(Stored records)
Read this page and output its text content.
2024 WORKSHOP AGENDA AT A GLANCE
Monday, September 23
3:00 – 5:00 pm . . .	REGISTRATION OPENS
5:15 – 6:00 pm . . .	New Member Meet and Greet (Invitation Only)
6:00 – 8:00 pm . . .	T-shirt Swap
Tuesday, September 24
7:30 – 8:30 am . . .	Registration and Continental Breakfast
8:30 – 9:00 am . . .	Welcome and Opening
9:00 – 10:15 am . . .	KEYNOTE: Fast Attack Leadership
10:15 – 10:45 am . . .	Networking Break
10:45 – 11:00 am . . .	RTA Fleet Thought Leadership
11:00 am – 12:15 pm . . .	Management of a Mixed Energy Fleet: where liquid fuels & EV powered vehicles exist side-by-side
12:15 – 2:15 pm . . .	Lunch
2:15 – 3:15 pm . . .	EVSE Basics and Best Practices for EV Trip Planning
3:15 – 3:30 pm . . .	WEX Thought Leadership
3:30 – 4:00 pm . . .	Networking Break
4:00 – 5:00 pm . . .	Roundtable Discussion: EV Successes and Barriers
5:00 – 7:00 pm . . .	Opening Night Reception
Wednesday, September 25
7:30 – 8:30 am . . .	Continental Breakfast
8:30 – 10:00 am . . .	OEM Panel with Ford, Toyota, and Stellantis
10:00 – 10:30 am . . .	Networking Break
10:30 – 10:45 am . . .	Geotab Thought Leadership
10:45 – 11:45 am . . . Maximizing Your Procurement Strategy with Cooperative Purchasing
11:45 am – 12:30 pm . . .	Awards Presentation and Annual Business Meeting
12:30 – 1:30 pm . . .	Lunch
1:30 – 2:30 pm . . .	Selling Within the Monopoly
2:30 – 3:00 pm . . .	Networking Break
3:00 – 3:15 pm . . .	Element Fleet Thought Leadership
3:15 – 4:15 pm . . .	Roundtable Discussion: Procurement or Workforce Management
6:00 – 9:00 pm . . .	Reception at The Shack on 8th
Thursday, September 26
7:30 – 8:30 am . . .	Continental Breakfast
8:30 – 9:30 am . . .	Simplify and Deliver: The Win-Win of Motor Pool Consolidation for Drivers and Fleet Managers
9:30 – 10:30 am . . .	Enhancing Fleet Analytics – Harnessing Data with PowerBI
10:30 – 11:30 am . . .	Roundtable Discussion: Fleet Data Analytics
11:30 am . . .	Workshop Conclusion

==

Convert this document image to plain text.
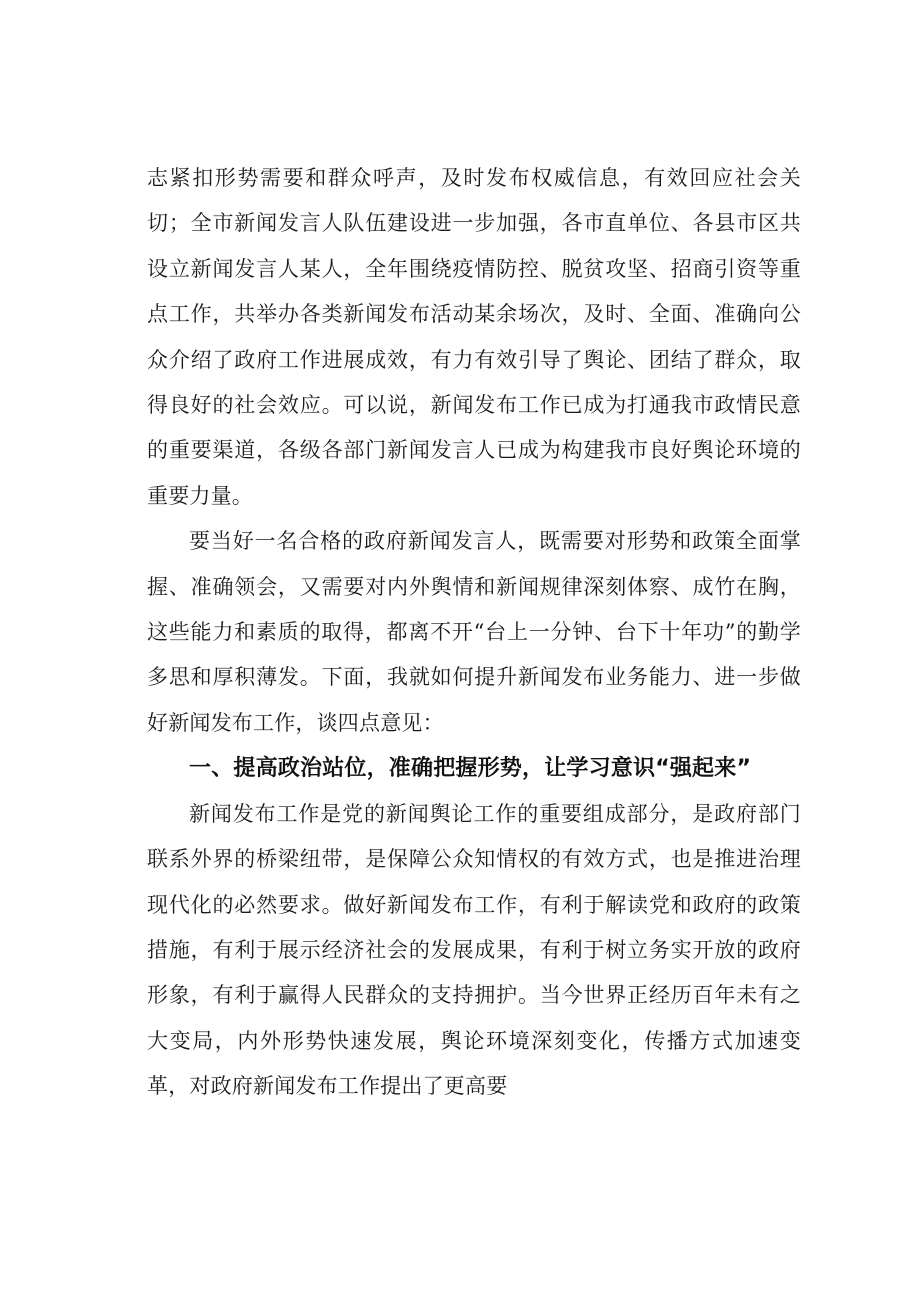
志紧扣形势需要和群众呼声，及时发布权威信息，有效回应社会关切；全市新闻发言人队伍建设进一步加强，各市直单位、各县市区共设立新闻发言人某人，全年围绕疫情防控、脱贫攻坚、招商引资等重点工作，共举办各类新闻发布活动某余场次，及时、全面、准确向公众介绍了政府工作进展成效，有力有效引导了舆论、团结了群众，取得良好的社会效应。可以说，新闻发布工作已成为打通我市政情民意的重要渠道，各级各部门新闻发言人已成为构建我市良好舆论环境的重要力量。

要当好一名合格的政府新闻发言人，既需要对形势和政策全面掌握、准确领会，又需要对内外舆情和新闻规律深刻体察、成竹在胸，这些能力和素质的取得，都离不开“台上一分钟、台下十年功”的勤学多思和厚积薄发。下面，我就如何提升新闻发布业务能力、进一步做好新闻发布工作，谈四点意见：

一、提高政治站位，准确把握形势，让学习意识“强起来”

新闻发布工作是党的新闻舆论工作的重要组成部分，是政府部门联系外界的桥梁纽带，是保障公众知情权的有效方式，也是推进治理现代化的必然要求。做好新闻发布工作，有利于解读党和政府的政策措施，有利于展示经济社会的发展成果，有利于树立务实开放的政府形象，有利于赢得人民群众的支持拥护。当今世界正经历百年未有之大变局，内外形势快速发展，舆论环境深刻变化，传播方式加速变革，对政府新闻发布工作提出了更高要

=== Task requirements ===
Out of the records, collect only those lines that contain the string "Procurement".

=== Answer to the task ===
10:45 – 11:45 am . . . Maximizing Your Procurement Strategy with Cooperative Purchasing
3:15 – 4:15 pm . . .	Roundtable Discussion: Procurement or Workforce Management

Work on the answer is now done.